Dataset items
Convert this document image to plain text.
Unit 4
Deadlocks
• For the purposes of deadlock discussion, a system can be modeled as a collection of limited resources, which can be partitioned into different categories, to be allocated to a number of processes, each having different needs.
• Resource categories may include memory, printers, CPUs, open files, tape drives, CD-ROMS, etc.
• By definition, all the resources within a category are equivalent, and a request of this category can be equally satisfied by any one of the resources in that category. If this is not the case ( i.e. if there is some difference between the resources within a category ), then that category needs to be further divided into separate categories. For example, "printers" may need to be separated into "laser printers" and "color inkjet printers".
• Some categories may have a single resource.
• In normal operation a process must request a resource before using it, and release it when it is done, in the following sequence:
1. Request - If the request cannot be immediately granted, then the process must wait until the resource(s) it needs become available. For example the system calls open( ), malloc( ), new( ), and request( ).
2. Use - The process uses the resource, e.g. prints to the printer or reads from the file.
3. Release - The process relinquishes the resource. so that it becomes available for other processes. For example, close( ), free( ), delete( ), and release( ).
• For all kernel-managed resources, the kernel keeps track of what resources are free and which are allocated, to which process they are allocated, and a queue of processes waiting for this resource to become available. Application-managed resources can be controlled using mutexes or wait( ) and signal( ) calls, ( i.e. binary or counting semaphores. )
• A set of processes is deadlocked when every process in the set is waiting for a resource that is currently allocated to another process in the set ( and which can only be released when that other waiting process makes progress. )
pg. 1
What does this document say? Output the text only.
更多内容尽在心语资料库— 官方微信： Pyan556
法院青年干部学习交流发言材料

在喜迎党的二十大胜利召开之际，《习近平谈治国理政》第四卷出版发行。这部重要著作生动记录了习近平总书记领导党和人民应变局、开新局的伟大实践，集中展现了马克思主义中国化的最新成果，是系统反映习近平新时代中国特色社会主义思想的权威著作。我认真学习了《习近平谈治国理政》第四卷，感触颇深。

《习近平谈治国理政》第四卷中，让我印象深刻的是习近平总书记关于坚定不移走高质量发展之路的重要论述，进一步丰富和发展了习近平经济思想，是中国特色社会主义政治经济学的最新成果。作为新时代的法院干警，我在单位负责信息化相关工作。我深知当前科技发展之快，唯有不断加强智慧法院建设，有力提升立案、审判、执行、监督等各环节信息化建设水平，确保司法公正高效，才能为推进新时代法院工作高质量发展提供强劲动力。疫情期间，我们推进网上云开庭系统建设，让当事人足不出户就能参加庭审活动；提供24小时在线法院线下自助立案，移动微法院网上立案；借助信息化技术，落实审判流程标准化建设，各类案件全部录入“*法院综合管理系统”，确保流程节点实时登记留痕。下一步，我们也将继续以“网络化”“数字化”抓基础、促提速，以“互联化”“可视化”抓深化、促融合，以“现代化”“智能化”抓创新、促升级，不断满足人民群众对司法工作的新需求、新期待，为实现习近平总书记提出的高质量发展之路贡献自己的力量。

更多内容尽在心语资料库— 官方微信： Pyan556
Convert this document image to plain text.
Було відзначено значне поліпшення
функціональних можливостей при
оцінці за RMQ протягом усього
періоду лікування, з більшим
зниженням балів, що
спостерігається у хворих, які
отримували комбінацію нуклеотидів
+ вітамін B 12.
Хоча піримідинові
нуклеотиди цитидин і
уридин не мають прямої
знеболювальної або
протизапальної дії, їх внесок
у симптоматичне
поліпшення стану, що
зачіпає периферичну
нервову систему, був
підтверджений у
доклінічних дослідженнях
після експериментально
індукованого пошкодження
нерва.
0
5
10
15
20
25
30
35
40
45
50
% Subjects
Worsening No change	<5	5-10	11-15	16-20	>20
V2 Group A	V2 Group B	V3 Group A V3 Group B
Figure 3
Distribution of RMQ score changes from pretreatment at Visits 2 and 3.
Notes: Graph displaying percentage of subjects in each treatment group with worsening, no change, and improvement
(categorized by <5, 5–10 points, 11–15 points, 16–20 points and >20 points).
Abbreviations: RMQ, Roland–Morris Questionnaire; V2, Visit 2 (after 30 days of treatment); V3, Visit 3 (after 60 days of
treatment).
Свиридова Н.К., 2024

▶ **What the exercise asks**:
Give the complete listing a second time, exactly as it reads.

▶ **Task output**:
Convert this document image to plain text.
Unit 4
Deadlocks
• For the purposes of deadlock discussion, a system can be modeled as a collection of limited resources, which can be partitioned into different categories, to be allocated to a number of processes, each having different needs.
• Resource categories may include memory, printers, CPUs, open files, tape drives, CD-ROMS, etc.
• By definition, all the resources within a category are equivalent, and a request of this category can be equally satisfied by any one of the resources in that category. If this is not the case ( i.e. if there is some difference between the resources within a category ), then that category needs to be further divided into separate categories. For example, "printers" may need to be separated into "laser printers" and "color inkjet printers".
• Some categories may have a single resource.
• In normal operation a process must request a resource before using it, and release it when it is done, in the following sequence:
1. Request - If the request cannot be immediately granted, then the process must wait until the resource(s) it needs become available. For example the system calls open( ), malloc( ), new( ), and request( ).
2. Use - The process uses the resource, e.g. prints to the printer or reads from the file.
3. Release - The process relinquishes the resource. so that it becomes available for other processes. For example, close( ), free( ), delete( ), and release( ).
• For all kernel-managed resources, the kernel keeps track of what resources are free and which are allocated, to which process they are allocated, and a queue of processes waiting for this resource to become available. Application-managed resources can be controlled using mutexes or wait( ) and signal( ) calls, ( i.e. binary or counting semaphores. )
• A set of processes is deadlocked when every process in the set is waiting for a resource that is currently allocated to another process in the set ( and which can only be released when that other waiting process makes progress. )
pg. 1
What does this document say? Output the text only.
更多内容尽在心语资料库— 官方微信： Pyan556
法院青年干部学习交流发言材料

在喜迎党的二十大胜利召开之际，《习近平谈治国理政》第四卷出版发行。这部重要著作生动记录了习近平总书记领导党和人民应变局、开新局的伟大实践，集中展现了马克思主义中国化的最新成果，是系统反映习近平新时代中国特色社会主义思想的权威著作。我认真学习了《习近平谈治国理政》第四卷，感触颇深。

《习近平谈治国理政》第四卷中，让我印象深刻的是习近平总书记关于坚定不移走高质量发展之路的重要论述，进一步丰富和发展了习近平经济思想，是中国特色社会主义政治经济学的最新成果。作为新时代的法院干警，我在单位负责信息化相关工作。我深知当前科技发展之快，唯有不断加强智慧法院建设，有力提升立案、审判、执行、监督等各环节信息化建设水平，确保司法公正高效，才能为推进新时代法院工作高质量发展提供强劲动力。疫情期间，我们推进网上云开庭系统建设，让当事人足不出户就能参加庭审活动；提供24小时在线法院线下自助立案，移动微法院网上立案；借助信息化技术，落实审判流程标准化建设，各类案件全部录入“*法院综合管理系统”，确保流程节点实时登记留痕。下一步，我们也将继续以“网络化”“数字化”抓基础、促提速，以“互联化”“可视化”抓深化、促融合，以“现代化”“智能化”抓创新、促升级，不断满足人民群众对司法工作的新需求、新期待，为实现习近平总书记提出的高质量发展之路贡献自己的力量。

更多内容尽在心语资料库— 官方微信： Pyan556
Convert this document image to plain text.
Було відзначено значне поліпшення
функціональних можливостей при
оцінці за RMQ протягом усього
періоду лікування, з більшим
зниженням балів, що
спостерігається у хворих, які
отримували комбінацію нуклеотидів
+ вітамін B 12.
Хоча піримідинові
нуклеотиди цитидин і
уридин не мають прямої
знеболювальної або
протизапальної дії, їх внесок
у симптоматичне
поліпшення стану, що
зачіпає периферичну
нервову систему, був
підтверджений у
доклінічних дослідженнях
після експериментально
індукованого пошкодження
нерва.
0
5
10
15
20
25
30
35
40
45
50
% Subjects
Worsening No change	<5	5-10	11-15	16-20	>20
V2 Group A	V2 Group B	V3 Group A V3 Group B
Figure 3
Distribution of RMQ score changes from pretreatment at Visits 2 and 3.
Notes: Graph displaying percentage of subjects in each treatment group with worsening, no change, and improvement
(categorized by <5, 5–10 points, 11–15 points, 16–20 points and >20 points).
Abbreviations: RMQ, Roland–Morris Questionnaire; V2, Visit 2 (after 30 days of treatment); V3, Visit 3 (after 60 days of
treatment).
Свиридова Н.К., 2024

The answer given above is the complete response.